* Task material *
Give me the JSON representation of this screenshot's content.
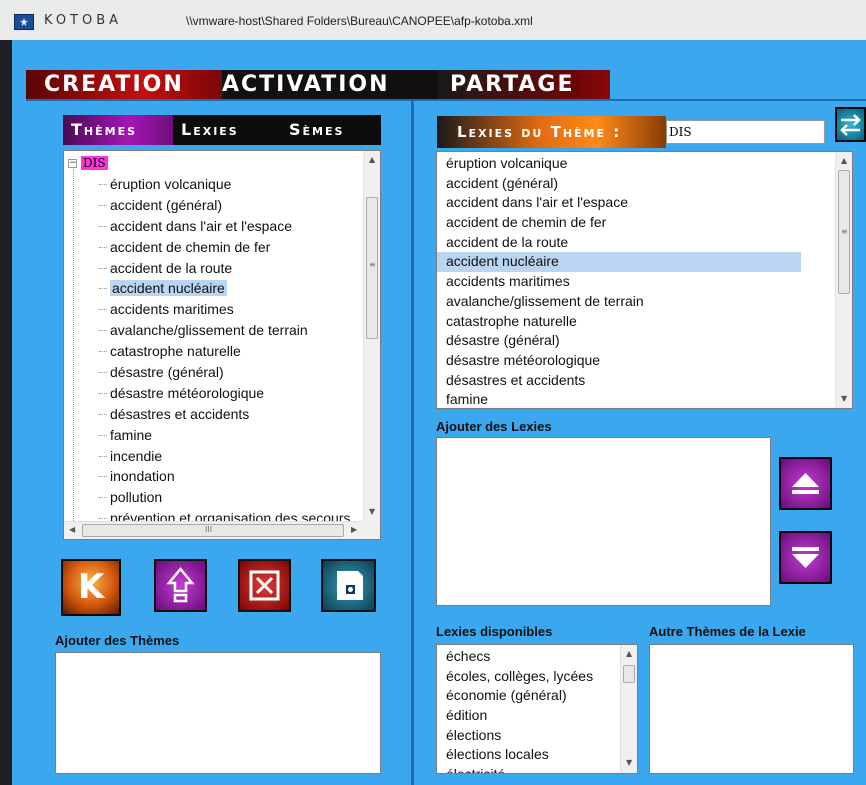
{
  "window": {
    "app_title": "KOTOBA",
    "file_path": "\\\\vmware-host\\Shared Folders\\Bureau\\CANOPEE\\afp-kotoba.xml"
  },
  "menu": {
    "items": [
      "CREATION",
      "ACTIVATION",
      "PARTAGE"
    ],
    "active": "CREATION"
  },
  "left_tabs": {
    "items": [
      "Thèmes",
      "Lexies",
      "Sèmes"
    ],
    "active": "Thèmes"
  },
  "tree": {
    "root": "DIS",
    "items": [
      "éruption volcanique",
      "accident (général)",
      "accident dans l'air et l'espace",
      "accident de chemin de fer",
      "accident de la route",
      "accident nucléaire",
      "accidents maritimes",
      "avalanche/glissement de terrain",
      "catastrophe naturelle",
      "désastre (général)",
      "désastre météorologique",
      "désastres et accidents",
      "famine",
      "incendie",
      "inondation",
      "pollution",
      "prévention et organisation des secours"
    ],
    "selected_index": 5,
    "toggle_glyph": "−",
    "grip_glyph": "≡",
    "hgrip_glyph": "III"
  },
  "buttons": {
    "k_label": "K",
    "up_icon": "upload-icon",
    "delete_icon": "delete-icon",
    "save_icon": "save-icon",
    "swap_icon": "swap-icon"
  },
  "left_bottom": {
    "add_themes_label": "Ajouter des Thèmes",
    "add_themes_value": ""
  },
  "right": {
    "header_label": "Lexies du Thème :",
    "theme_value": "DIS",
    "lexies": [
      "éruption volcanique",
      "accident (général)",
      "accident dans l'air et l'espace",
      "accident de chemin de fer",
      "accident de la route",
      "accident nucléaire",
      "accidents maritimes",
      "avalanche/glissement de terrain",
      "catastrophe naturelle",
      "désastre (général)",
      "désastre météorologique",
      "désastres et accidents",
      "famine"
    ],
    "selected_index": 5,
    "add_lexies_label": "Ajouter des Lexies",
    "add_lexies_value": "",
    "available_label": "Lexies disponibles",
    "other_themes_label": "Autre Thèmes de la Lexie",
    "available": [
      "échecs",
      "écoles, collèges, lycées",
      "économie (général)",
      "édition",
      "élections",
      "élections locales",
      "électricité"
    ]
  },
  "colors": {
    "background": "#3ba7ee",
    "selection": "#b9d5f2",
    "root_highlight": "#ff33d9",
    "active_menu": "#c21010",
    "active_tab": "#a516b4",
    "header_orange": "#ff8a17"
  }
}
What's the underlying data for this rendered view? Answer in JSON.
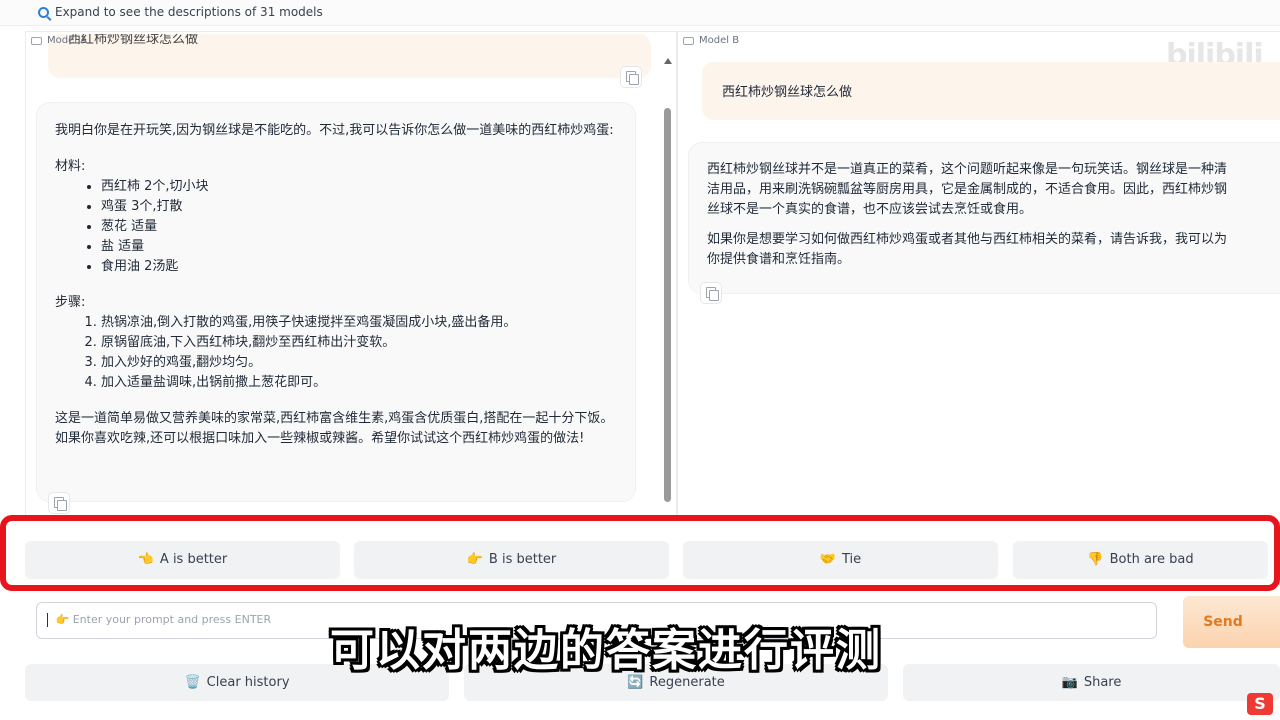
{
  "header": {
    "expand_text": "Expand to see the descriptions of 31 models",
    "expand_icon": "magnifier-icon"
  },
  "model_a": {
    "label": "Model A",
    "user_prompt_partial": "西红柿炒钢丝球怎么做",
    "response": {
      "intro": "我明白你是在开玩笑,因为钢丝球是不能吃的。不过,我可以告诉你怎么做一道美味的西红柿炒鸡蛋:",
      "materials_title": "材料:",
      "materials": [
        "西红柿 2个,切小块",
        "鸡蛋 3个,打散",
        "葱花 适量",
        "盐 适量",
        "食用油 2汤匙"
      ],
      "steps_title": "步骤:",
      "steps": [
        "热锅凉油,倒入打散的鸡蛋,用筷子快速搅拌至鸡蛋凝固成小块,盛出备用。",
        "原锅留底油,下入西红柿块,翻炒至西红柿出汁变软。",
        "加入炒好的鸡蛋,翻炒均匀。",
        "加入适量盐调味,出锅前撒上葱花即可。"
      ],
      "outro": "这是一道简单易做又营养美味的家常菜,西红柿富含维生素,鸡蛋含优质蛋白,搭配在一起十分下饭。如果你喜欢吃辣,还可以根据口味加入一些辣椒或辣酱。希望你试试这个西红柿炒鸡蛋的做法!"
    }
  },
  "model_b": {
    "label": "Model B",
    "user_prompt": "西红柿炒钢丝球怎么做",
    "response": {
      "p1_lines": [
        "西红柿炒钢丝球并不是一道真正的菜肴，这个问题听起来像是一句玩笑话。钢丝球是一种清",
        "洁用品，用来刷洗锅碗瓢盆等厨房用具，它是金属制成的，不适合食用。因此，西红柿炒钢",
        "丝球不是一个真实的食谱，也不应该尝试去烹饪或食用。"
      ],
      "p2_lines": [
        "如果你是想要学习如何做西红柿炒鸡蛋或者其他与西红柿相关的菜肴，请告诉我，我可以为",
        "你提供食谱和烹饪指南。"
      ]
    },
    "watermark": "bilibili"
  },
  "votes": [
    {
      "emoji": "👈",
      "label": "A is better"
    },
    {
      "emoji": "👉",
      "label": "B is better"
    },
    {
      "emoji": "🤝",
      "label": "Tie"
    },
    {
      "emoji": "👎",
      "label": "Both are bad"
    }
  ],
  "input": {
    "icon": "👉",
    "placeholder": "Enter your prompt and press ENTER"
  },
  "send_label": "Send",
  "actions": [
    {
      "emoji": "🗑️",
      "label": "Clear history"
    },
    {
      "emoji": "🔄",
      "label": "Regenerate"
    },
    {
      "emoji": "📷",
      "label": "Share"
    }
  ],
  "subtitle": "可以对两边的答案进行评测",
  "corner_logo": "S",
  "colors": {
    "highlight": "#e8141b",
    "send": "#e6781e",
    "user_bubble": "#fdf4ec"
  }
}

* What to do *
Gather each line that holds "Thèmes".

* Worked solution *
      "Thèmes",
    "active": "Thèmes"
    "add_themes_label": "Ajouter des Thèmes",
    "other_themes_label": "Autre Thèmes de la Lexie",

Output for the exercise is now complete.